Directions for this task.
Gather every line below where "category" appears.

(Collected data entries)
------------------------------------------------

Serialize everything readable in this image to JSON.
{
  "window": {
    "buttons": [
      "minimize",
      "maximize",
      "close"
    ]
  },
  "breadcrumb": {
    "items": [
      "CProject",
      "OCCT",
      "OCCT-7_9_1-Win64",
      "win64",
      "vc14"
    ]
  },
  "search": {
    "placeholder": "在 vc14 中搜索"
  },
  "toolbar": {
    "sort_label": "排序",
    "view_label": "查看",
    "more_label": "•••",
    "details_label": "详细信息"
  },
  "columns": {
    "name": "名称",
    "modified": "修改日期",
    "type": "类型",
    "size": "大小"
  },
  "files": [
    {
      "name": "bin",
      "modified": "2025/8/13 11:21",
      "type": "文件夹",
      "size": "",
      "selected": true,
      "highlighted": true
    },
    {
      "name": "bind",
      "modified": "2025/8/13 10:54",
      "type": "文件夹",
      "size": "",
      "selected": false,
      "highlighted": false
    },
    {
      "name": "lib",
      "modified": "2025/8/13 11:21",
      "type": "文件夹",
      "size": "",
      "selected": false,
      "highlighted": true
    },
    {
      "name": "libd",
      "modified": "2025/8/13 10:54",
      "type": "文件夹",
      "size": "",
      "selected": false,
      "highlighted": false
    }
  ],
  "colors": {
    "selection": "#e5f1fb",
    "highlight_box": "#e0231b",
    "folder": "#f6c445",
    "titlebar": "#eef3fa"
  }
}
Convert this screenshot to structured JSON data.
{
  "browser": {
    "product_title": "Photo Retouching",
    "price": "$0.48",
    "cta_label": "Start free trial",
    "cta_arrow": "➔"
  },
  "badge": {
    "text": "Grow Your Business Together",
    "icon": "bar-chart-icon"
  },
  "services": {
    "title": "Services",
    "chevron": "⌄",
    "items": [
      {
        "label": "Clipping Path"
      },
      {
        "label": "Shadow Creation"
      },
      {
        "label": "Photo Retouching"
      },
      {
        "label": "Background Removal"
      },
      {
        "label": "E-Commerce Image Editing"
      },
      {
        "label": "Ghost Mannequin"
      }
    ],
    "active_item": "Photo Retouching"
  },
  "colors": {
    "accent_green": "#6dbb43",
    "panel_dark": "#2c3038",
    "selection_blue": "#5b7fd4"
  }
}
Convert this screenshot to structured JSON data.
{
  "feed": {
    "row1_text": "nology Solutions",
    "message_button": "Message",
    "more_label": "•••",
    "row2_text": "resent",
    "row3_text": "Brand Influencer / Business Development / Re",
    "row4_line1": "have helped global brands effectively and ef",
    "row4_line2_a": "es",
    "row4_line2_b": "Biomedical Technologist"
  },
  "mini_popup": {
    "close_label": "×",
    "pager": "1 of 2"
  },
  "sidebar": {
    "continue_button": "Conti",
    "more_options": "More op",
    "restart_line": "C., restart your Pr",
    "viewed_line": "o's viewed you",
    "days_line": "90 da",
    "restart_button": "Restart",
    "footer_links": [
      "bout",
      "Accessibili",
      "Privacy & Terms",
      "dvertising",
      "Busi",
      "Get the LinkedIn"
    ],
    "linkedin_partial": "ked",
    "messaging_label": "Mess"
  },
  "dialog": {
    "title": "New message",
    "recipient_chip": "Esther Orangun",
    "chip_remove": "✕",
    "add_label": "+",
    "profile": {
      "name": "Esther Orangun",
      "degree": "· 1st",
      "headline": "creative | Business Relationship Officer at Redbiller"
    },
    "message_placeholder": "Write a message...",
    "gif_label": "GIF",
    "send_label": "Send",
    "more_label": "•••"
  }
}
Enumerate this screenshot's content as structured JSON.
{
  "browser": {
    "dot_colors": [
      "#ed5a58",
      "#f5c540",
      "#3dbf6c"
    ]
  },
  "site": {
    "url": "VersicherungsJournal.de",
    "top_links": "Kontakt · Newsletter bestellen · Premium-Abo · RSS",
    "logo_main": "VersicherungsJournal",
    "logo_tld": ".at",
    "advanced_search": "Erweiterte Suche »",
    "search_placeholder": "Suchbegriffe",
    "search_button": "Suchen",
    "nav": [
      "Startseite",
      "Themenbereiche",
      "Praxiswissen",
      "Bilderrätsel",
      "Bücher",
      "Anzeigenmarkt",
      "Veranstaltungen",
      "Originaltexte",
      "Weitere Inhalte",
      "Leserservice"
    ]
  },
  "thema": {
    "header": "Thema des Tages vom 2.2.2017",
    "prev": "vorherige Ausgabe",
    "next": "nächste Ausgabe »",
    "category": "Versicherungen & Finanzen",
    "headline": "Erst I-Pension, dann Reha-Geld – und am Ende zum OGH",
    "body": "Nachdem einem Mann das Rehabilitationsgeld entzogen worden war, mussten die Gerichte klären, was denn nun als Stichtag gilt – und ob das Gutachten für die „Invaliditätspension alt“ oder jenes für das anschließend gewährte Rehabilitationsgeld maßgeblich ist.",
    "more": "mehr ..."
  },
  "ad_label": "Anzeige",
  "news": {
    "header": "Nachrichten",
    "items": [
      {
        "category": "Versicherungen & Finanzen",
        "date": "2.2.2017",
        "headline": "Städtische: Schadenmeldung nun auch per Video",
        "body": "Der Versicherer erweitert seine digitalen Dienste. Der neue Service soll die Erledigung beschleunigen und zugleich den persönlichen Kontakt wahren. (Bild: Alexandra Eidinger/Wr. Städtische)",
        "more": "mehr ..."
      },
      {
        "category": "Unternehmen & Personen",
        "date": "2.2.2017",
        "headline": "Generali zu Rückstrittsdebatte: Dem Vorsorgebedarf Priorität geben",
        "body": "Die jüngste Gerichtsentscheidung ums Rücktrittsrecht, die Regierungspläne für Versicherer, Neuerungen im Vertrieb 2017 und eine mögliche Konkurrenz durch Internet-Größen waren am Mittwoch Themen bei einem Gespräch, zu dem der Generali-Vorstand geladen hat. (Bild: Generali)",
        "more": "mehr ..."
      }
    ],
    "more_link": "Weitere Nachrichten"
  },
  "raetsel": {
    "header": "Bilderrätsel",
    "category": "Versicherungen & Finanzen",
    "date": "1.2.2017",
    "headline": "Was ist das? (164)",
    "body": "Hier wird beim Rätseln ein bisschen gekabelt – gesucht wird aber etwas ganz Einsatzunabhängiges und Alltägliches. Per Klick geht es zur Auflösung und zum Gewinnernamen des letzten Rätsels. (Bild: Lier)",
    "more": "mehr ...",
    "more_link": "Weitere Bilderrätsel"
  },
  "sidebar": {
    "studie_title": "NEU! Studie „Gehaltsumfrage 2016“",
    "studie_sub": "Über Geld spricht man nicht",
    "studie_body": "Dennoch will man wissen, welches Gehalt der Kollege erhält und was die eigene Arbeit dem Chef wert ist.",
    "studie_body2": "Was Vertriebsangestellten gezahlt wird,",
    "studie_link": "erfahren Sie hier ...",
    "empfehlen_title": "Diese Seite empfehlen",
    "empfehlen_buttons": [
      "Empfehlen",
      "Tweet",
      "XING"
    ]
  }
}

------------------------------------------------

Result below.
    "category": "Versicherungen & Finanzen",
        "category": "Versicherungen & Finanzen",
        "category": "Unternehmen & Personen",
    "category": "Versicherungen & Finanzen",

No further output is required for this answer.